**TASK MATERIAL:**

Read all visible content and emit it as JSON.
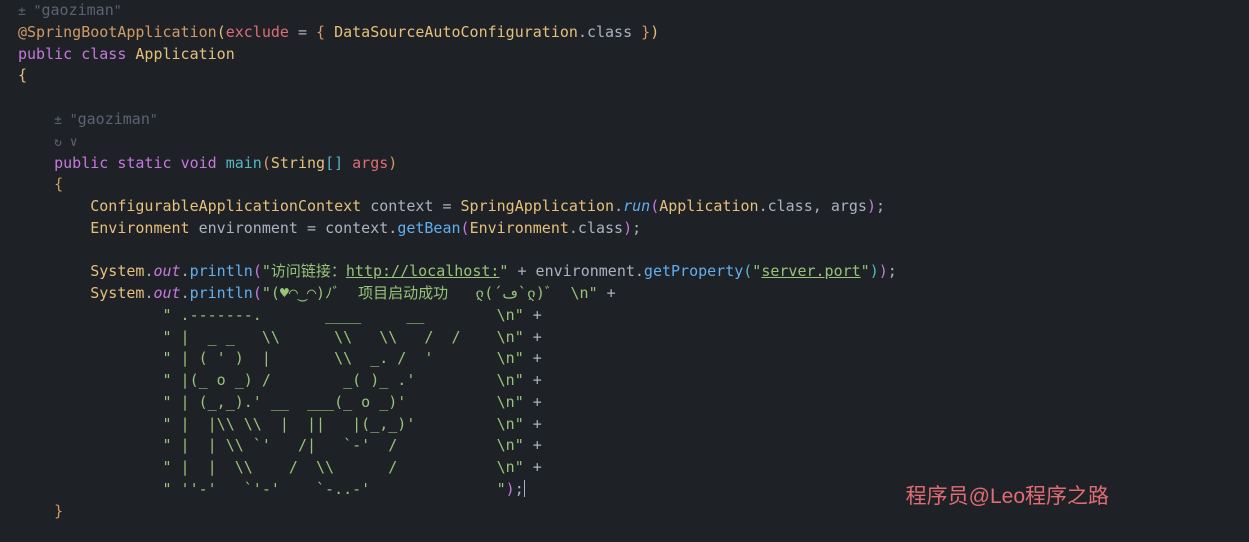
{
  "hints": {
    "author1": "gaoziman",
    "author2": "gaoziman"
  },
  "code": {
    "annotation_name": "@SpringBootApplication",
    "annotation_param": "exclude",
    "annotation_value": "DataSourceAutoConfiguration",
    "annotation_suffix": ".class",
    "public": "public",
    "class_kw": "class",
    "class_name": "Application",
    "static": "static",
    "void": "void",
    "main": "main",
    "string_type": "String",
    "args": "args",
    "ctx_type": "ConfigurableApplicationContext",
    "ctx_var": "context",
    "spring_app": "SpringApplication",
    "run": "run",
    "app_class": "Application",
    "class_suffix": ".class",
    "env_type": "Environment",
    "env_var": "environment",
    "get_bean": "getBean",
    "env_class": "Environment",
    "system": "System",
    "out": "out",
    "println": "println",
    "str_visit": "\"访问链接：",
    "str_url": "http://localhost:",
    "str_quote_close": "\"",
    "get_property": "getProperty",
    "str_server_port": "server.port",
    "str_banner_start": "\"(♥◠‿◠)ﾉﾞ  项目启动成功   ლ(´ڡ`ლ)ﾞ  \\n\"",
    "ascii_lines": [
      "                \" .-------.       ____     __        \\n\" +",
      "                \" |  _ _   \\\\      \\\\   \\\\   /  /    \\n\" +",
      "                \" | ( ' )  |       \\\\  _. /  '       \\n\" +",
      "                \" |(_ o _) /        _( )_ .'         \\n\" +",
      "                \" | (_,_).' __  ___(_ o _)'          \\n\" +",
      "                \" |  |\\\\ \\\\  |  ||   |(_,_)'         \\n\" +",
      "                \" |  | \\\\ `'   /|   `-'  /           \\n\" +",
      "                \" |  |  \\\\    /  \\\\      /           \\n\" +",
      "                \" ''-'   `'-'    `-..-'              \");"
    ]
  },
  "watermark": "程序员@Leo程序之路"
}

**EXERCISE OBJECTIVE:** Repeat the full listing above exactly, with no pictures in the copy.

**RESPONSE:**
Read all visible content and emit it as JSON.
{
  "hints": {
    "author1": "gaoziman",
    "author2": "gaoziman"
  },
  "code": {
    "annotation_name": "@SpringBootApplication",
    "annotation_param": "exclude",
    "annotation_value": "DataSourceAutoConfiguration",
    "annotation_suffix": ".class",
    "public": "public",
    "class_kw": "class",
    "class_name": "Application",
    "static": "static",
    "void": "void",
    "main": "main",
    "string_type": "String",
    "args": "args",
    "ctx_type": "ConfigurableApplicationContext",
    "ctx_var": "context",
    "spring_app": "SpringApplication",
    "run": "run",
    "app_class": "Application",
    "class_suffix": ".class",
    "env_type": "Environment",
    "env_var": "environment",
    "get_bean": "getBean",
    "env_class": "Environment",
    "system": "System",
    "out": "out",
    "println": "println",
    "str_visit": "\"访问链接：",
    "str_url": "http://localhost:",
    "str_quote_close": "\"",
    "get_property": "getProperty",
    "str_server_port": "server.port",
    "str_banner_start": "\"(♥◠‿◠)ﾉﾞ  项目启动成功   ლ(´ڡ`ლ)ﾞ  \\n\"",
    "ascii_lines": [
      "                \" .-------.       ____     __        \\n\" +",
      "                \" |  _ _   \\\\      \\\\   \\\\   /  /    \\n\" +",
      "                \" | ( ' )  |       \\\\  _. /  '       \\n\" +",
      "                \" |(_ o _) /        _( )_ .'         \\n\" +",
      "                \" | (_,_).' __  ___(_ o _)'          \\n\" +",
      "                \" |  |\\\\ \\\\  |  ||   |(_,_)'         \\n\" +",
      "                \" |  | \\\\ `'   /|   `-'  /           \\n\" +",
      "                \" |  |  \\\\    /  \\\\      /           \\n\" +",
      "                \" ''-'   `'-'    `-..-'              \");"
    ]
  },
  "watermark": "程序员@Leo程序之路"
}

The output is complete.